▸ SET EXERCISE:
Each entry below should be reproduced character for character.

▸ Records from a data source:
§ §

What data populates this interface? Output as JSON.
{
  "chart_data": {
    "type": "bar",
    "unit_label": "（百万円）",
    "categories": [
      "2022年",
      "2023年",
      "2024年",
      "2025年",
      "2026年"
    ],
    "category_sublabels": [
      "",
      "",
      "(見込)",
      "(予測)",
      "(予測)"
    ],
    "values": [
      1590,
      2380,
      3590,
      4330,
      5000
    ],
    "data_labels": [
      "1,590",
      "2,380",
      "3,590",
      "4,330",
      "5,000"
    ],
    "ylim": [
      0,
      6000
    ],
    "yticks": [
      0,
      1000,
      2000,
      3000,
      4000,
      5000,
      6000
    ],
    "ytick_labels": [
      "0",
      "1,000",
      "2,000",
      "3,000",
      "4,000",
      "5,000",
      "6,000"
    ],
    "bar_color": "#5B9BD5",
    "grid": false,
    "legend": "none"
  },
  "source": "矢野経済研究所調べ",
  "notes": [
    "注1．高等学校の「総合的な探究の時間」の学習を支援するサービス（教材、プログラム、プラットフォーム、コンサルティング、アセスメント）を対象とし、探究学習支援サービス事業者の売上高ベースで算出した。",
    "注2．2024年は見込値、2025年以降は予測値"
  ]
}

§ §

▸ EXPECTED ANSWER:
What data populates this interface? Output as JSON.
{
  "chart_data": {
    "type": "bar",
    "unit_label": "（百万円）",
    "categories": [
      "2022年",
      "2023年",
      "2024年",
      "2025年",
      "2026年"
    ],
    "category_sublabels": [
      "",
      "",
      "(見込)",
      "(予測)",
      "(予測)"
    ],
    "values": [
      1590,
      2380,
      3590,
      4330,
      5000
    ],
    "data_labels": [
      "1,590",
      "2,380",
      "3,590",
      "4,330",
      "5,000"
    ],
    "ylim": [
      0,
      6000
    ],
    "yticks": [
      0,
      1000,
      2000,
      3000,
      4000,
      5000,
      6000
    ],
    "ytick_labels": [
      "0",
      "1,000",
      "2,000",
      "3,000",
      "4,000",
      "5,000",
      "6,000"
    ],
    "bar_color": "#5B9BD5",
    "grid": false,
    "legend": "none"
  },
  "source": "矢野経済研究所調べ",
  "notes": [
    "注1．高等学校の「総合的な探究の時間」の学習を支援するサービス（教材、プログラム、プラットフォーム、コンサルティング、アセスメント）を対象とし、探究学習支援サービス事業者の売上高ベースで算出した。",
    "注2．2024年は見込値、2025年以降は予測値"
  ]
}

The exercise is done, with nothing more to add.